### Written instruction
Scan the records below for the word "Heliocentric" and give only the number of lines that hold it.

/---

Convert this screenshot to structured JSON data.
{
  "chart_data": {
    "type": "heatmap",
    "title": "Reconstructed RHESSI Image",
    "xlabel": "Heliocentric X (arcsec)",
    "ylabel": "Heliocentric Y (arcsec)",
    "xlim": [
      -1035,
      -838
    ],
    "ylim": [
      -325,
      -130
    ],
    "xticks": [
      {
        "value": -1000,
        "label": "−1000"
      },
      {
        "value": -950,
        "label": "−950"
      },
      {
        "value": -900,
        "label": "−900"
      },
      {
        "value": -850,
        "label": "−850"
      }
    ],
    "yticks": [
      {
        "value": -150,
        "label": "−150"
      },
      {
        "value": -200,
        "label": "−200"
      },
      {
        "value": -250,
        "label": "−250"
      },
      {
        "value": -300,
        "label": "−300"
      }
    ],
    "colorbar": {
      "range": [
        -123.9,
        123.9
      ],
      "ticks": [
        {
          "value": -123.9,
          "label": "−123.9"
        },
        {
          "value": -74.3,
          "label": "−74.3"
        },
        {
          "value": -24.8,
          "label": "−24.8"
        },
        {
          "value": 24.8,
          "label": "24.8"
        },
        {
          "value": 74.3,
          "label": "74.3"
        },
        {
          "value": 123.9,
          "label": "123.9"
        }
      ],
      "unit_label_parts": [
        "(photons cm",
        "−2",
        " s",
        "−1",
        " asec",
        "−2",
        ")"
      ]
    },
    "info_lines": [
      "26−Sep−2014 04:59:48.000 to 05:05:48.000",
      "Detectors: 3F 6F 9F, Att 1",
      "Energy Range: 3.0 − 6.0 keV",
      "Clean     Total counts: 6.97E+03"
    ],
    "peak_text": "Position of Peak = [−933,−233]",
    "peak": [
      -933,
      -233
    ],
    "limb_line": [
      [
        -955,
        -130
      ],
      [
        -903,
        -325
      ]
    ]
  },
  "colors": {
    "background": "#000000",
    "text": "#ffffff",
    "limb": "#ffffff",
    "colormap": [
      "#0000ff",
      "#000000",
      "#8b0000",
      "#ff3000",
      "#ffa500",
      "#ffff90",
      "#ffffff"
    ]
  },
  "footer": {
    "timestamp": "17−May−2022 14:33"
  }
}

\---
/---

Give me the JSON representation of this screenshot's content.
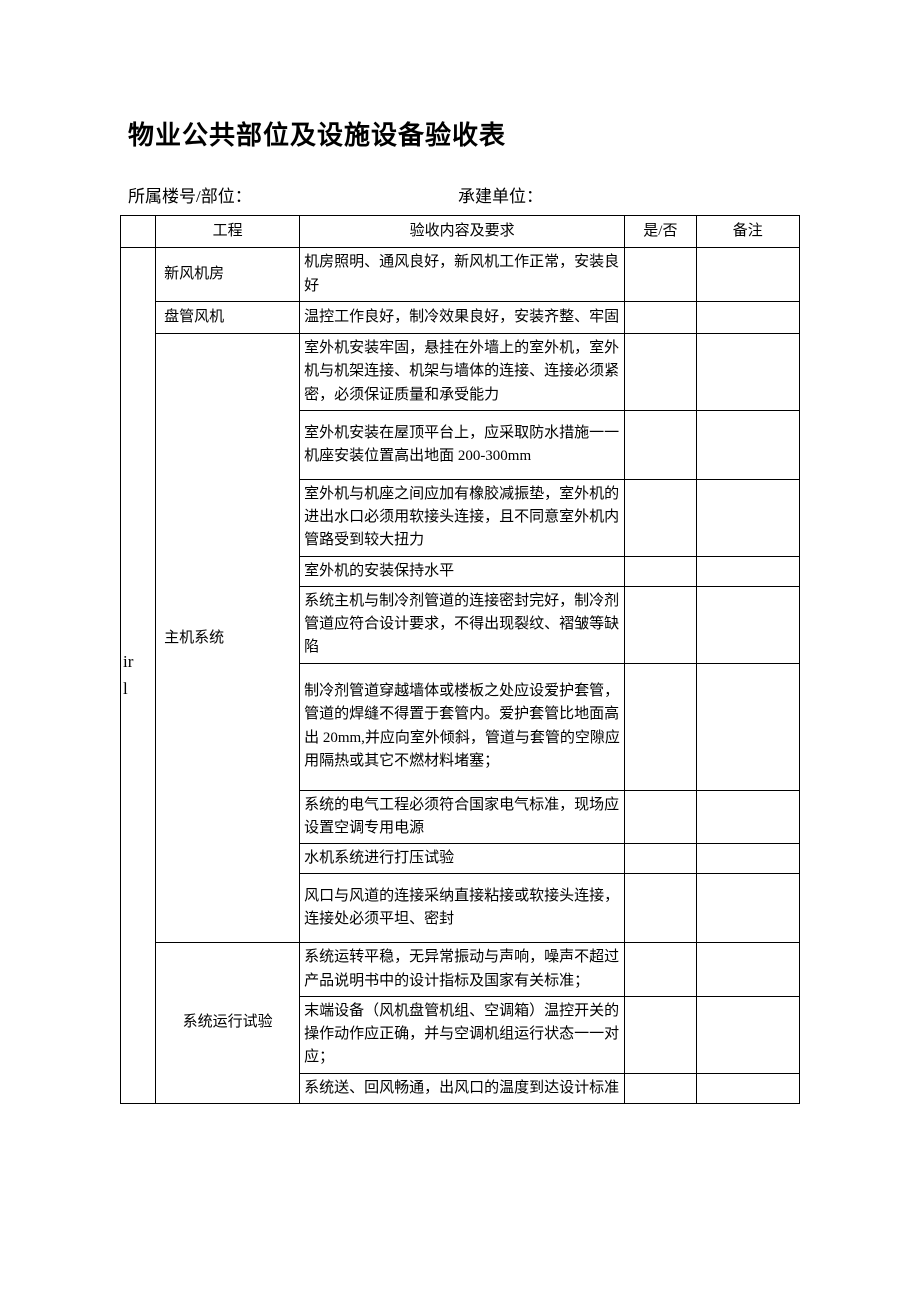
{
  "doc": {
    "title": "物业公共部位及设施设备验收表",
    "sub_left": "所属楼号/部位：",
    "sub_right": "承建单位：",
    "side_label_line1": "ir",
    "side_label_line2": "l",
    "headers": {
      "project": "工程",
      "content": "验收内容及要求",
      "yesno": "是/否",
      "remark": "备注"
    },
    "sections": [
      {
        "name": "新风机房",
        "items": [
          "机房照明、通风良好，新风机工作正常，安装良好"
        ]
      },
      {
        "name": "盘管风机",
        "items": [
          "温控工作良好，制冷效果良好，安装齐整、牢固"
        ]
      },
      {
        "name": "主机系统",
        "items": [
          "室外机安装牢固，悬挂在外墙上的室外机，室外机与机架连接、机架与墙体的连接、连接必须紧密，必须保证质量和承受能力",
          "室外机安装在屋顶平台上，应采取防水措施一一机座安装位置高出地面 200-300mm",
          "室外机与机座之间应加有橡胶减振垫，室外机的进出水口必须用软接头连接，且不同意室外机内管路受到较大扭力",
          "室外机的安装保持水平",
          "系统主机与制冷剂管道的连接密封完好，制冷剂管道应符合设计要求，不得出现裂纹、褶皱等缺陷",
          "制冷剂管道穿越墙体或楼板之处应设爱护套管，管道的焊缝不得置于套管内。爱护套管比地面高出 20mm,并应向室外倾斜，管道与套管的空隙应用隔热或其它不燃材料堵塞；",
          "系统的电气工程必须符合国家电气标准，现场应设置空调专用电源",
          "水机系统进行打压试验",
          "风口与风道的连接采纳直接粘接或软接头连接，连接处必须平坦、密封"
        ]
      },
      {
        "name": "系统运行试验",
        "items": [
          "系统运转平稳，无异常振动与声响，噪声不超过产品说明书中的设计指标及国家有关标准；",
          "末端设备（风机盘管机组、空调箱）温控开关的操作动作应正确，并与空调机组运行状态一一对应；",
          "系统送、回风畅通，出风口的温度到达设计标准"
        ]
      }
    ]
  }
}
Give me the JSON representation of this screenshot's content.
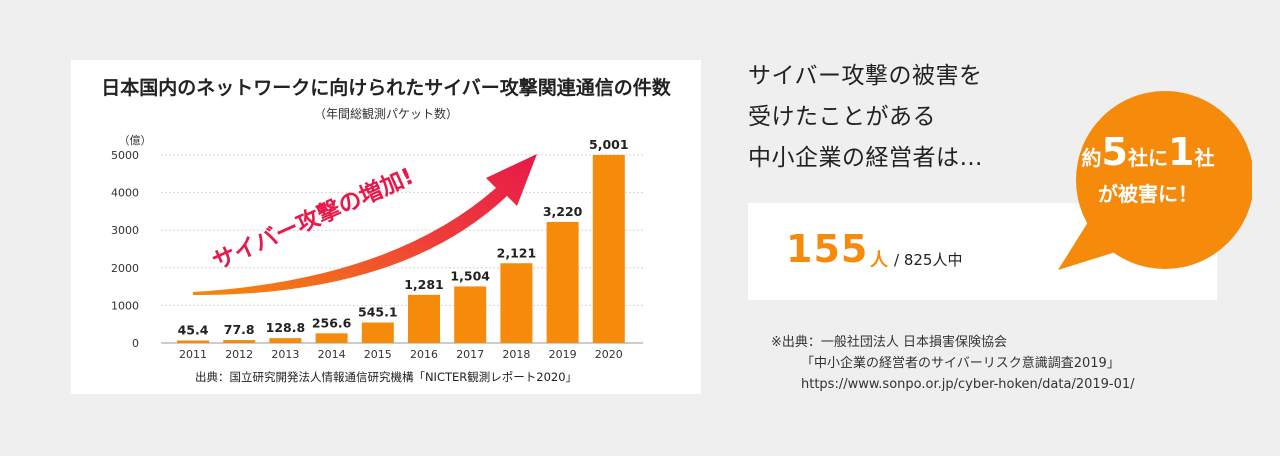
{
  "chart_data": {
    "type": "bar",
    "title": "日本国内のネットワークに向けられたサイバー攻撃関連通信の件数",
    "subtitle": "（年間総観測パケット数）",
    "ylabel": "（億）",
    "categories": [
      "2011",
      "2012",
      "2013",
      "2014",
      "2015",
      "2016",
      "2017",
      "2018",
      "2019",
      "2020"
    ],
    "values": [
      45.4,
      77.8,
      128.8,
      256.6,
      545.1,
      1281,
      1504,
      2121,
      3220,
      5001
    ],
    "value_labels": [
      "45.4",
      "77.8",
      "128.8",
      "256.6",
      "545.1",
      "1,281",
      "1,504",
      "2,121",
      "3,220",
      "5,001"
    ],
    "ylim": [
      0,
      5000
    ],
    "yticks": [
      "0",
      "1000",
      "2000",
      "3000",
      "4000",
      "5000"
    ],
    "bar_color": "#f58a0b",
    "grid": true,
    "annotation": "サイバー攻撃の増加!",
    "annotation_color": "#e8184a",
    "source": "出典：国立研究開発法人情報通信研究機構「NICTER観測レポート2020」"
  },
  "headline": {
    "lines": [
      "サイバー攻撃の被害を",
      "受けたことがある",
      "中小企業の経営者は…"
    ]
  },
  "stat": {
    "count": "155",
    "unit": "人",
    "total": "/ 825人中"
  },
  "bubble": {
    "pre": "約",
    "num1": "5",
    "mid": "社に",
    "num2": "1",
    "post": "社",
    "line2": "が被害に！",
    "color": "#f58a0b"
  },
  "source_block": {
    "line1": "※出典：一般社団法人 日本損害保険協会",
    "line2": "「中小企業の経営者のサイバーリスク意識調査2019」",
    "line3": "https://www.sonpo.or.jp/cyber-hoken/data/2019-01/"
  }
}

\---

### The response
2